* INSTRUCTION
Look through the listing below and report how many lines contain "comments", as a bare number.

* RECORDED INFORMATION
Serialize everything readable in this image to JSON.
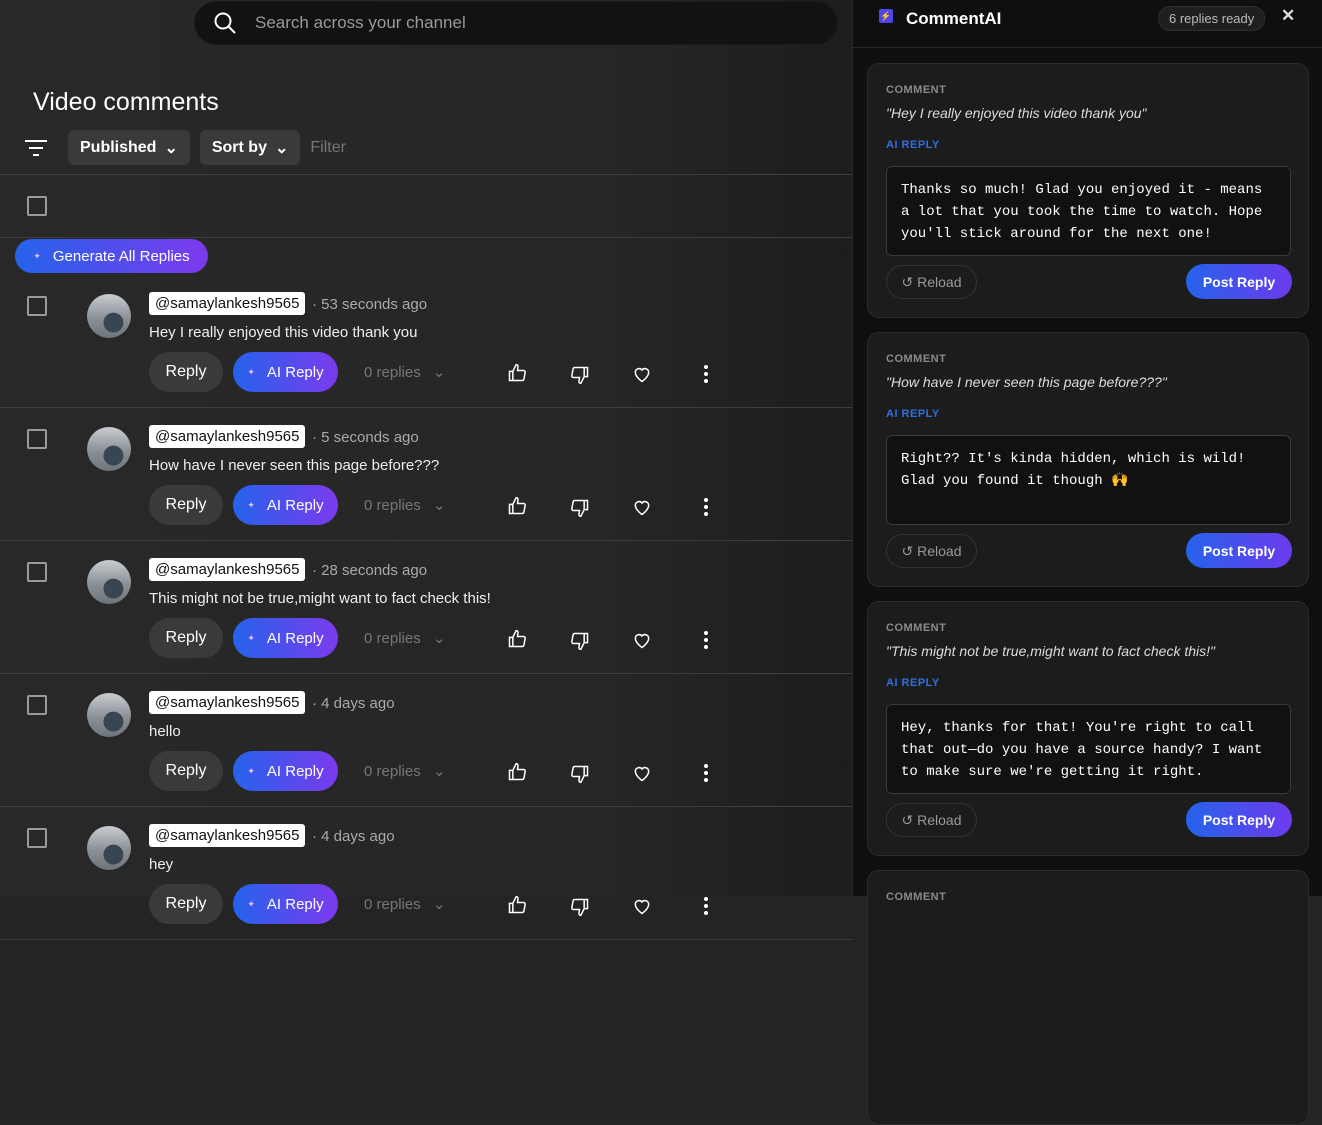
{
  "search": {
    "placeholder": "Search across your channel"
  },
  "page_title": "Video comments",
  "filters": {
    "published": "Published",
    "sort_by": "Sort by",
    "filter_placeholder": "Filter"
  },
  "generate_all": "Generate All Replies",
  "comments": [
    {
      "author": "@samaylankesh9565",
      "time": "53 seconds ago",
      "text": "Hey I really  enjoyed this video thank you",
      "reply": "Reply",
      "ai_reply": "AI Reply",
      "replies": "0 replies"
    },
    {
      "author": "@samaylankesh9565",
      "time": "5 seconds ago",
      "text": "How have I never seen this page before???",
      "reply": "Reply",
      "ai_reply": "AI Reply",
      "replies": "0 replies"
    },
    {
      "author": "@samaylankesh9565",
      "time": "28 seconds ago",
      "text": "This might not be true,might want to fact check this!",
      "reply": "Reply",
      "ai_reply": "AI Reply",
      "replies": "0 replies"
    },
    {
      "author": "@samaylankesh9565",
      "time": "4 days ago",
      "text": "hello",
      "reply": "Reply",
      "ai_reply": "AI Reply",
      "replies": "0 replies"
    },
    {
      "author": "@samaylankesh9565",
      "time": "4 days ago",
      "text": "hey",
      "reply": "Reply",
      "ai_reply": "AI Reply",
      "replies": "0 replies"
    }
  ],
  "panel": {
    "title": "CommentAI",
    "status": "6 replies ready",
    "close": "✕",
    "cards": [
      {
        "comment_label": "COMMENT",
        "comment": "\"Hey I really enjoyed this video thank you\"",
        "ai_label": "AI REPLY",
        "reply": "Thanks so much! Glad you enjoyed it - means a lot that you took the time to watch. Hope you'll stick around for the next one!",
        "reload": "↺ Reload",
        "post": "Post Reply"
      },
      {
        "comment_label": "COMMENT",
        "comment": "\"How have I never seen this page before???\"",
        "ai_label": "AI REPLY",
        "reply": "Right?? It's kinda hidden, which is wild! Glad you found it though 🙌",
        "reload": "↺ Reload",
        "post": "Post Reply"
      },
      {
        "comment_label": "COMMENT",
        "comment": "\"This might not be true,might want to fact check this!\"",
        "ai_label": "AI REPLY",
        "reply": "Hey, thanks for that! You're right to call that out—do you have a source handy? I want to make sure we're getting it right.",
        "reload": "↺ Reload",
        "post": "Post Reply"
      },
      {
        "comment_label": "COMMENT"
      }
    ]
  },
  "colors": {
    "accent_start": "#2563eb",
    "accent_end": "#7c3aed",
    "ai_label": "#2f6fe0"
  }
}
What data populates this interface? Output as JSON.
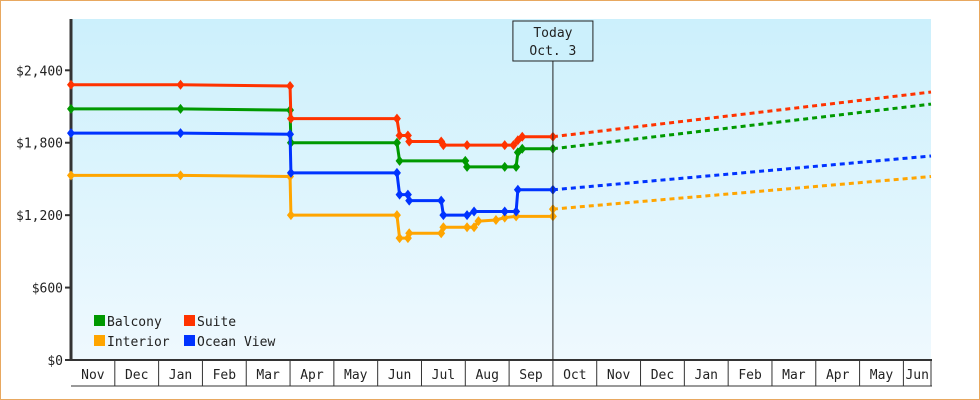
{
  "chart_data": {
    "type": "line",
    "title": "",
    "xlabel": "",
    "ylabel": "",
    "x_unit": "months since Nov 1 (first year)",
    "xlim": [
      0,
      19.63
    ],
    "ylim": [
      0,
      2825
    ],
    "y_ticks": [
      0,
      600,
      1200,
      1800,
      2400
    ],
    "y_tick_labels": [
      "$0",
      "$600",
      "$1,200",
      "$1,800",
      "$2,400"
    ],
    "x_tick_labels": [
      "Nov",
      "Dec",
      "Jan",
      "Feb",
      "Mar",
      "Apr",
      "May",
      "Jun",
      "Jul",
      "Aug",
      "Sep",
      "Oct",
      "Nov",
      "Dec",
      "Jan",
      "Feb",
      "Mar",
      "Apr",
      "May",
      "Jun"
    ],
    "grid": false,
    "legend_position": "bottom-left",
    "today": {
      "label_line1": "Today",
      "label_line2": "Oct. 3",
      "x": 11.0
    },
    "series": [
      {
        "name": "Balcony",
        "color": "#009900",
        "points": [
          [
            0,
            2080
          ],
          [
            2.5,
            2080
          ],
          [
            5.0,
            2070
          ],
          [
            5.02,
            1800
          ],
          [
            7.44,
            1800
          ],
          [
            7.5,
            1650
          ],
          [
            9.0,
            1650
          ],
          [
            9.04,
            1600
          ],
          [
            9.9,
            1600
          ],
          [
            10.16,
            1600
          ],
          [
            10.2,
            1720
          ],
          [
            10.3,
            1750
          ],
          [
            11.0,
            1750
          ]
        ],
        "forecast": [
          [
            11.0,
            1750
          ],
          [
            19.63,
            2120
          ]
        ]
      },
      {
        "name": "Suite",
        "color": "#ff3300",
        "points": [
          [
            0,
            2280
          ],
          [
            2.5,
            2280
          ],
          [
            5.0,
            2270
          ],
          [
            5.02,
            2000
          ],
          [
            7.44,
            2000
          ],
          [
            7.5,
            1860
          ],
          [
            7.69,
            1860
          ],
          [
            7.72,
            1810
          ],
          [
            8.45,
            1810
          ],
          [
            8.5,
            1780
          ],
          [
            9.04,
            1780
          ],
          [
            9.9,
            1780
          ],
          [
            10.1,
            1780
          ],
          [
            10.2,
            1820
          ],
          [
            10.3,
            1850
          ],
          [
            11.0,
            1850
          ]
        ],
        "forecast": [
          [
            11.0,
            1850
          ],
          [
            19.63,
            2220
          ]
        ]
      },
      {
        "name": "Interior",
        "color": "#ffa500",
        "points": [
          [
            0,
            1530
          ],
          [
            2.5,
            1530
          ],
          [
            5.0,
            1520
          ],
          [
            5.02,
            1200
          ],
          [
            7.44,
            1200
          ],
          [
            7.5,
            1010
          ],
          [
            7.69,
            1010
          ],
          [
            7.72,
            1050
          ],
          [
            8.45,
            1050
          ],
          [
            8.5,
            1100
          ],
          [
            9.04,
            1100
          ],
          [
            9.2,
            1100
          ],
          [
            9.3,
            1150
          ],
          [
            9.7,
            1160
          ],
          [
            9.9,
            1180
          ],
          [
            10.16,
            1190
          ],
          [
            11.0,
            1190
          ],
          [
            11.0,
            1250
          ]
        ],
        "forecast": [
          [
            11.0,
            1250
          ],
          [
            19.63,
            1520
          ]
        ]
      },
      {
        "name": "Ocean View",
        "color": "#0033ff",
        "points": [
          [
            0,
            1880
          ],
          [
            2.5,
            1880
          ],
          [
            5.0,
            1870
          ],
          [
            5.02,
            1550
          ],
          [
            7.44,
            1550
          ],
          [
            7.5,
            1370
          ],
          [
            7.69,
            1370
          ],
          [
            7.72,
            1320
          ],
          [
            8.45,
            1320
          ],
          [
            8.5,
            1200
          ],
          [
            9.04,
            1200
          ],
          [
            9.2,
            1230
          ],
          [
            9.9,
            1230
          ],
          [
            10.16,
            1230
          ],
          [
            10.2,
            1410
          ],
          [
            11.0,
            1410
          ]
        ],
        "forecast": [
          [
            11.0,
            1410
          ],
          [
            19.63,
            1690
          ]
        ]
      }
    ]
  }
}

* SOLUTION TO THE PROBLEM
2